◆ EXERCISE REQUIREMENTS:
Every record that follows should be printed verbatim.
***
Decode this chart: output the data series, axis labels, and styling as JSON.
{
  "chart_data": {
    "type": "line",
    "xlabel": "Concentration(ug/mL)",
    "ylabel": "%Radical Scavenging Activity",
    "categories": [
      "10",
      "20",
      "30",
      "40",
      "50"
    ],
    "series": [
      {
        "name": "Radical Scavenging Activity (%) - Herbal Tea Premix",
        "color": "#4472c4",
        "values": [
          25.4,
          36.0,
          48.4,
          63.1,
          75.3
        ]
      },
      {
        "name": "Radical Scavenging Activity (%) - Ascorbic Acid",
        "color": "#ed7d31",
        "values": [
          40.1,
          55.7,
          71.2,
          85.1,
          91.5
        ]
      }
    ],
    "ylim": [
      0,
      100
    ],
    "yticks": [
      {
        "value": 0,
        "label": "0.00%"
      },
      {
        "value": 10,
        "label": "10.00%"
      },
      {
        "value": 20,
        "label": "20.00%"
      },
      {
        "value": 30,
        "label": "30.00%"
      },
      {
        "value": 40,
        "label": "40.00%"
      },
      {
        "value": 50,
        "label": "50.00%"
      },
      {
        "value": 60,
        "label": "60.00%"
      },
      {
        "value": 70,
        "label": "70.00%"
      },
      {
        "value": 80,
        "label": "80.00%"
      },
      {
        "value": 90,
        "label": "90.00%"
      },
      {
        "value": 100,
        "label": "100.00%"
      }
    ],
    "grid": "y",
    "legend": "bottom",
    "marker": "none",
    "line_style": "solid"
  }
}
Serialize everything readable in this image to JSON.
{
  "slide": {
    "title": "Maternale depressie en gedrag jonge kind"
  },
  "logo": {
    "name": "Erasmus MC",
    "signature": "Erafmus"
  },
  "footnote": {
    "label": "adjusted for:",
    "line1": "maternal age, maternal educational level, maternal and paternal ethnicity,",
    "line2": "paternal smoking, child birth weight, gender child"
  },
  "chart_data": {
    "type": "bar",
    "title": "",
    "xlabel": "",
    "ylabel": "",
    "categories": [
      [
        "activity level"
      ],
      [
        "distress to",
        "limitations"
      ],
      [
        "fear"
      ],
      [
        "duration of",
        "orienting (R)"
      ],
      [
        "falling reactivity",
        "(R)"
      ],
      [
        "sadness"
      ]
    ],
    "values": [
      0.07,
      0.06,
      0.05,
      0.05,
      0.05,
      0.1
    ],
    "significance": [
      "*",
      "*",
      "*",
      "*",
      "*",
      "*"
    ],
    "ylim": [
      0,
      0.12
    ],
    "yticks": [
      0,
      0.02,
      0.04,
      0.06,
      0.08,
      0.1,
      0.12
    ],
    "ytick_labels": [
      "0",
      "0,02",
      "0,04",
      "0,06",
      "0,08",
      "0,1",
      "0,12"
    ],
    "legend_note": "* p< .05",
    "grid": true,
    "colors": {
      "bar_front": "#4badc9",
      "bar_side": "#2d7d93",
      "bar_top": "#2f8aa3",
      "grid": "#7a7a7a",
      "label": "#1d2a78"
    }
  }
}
***
◆ EXPECTED OUTPUT:
Decode this chart: output the data series, axis labels, and styling as JSON.
{
  "chart_data": {
    "type": "line",
    "xlabel": "Concentration(ug/mL)",
    "ylabel": "%Radical Scavenging Activity",
    "categories": [
      "10",
      "20",
      "30",
      "40",
      "50"
    ],
    "series": [
      {
        "name": "Radical Scavenging Activity (%) - Herbal Tea Premix",
        "color": "#4472c4",
        "values": [
          25.4,
          36.0,
          48.4,
          63.1,
          75.3
        ]
      },
      {
        "name": "Radical Scavenging Activity (%) - Ascorbic Acid",
        "color": "#ed7d31",
        "values": [
          40.1,
          55.7,
          71.2,
          85.1,
          91.5
        ]
      }
    ],
    "ylim": [
      0,
      100
    ],
    "yticks": [
      {
        "value": 0,
        "label": "0.00%"
      },
      {
        "value": 10,
        "label": "10.00%"
      },
      {
        "value": 20,
        "label": "20.00%"
      },
      {
        "value": 30,
        "label": "30.00%"
      },
      {
        "value": 40,
        "label": "40.00%"
      },
      {
        "value": 50,
        "label": "50.00%"
      },
      {
        "value": 60,
        "label": "60.00%"
      },
      {
        "value": 70,
        "label": "70.00%"
      },
      {
        "value": 80,
        "label": "80.00%"
      },
      {
        "value": 90,
        "label": "90.00%"
      },
      {
        "value": 100,
        "label": "100.00%"
      }
    ],
    "grid": "y",
    "legend": "bottom",
    "marker": "none",
    "line_style": "solid"
  }
}
Serialize everything readable in this image to JSON.
{
  "slide": {
    "title": "Maternale depressie en gedrag jonge kind"
  },
  "logo": {
    "name": "Erasmus MC",
    "signature": "Erafmus"
  },
  "footnote": {
    "label": "adjusted for:",
    "line1": "maternal age, maternal educational level, maternal and paternal ethnicity,",
    "line2": "paternal smoking, child birth weight, gender child"
  },
  "chart_data": {
    "type": "bar",
    "title": "",
    "xlabel": "",
    "ylabel": "",
    "categories": [
      [
        "activity level"
      ],
      [
        "distress to",
        "limitations"
      ],
      [
        "fear"
      ],
      [
        "duration of",
        "orienting (R)"
      ],
      [
        "falling reactivity",
        "(R)"
      ],
      [
        "sadness"
      ]
    ],
    "values": [
      0.07,
      0.06,
      0.05,
      0.05,
      0.05,
      0.1
    ],
    "significance": [
      "*",
      "*",
      "*",
      "*",
      "*",
      "*"
    ],
    "ylim": [
      0,
      0.12
    ],
    "yticks": [
      0,
      0.02,
      0.04,
      0.06,
      0.08,
      0.1,
      0.12
    ],
    "ytick_labels": [
      "0",
      "0,02",
      "0,04",
      "0,06",
      "0,08",
      "0,1",
      "0,12"
    ],
    "legend_note": "* p< .05",
    "grid": true,
    "colors": {
      "bar_front": "#4badc9",
      "bar_side": "#2d7d93",
      "bar_top": "#2f8aa3",
      "grid": "#7a7a7a",
      "label": "#1d2a78"
    }
  }
}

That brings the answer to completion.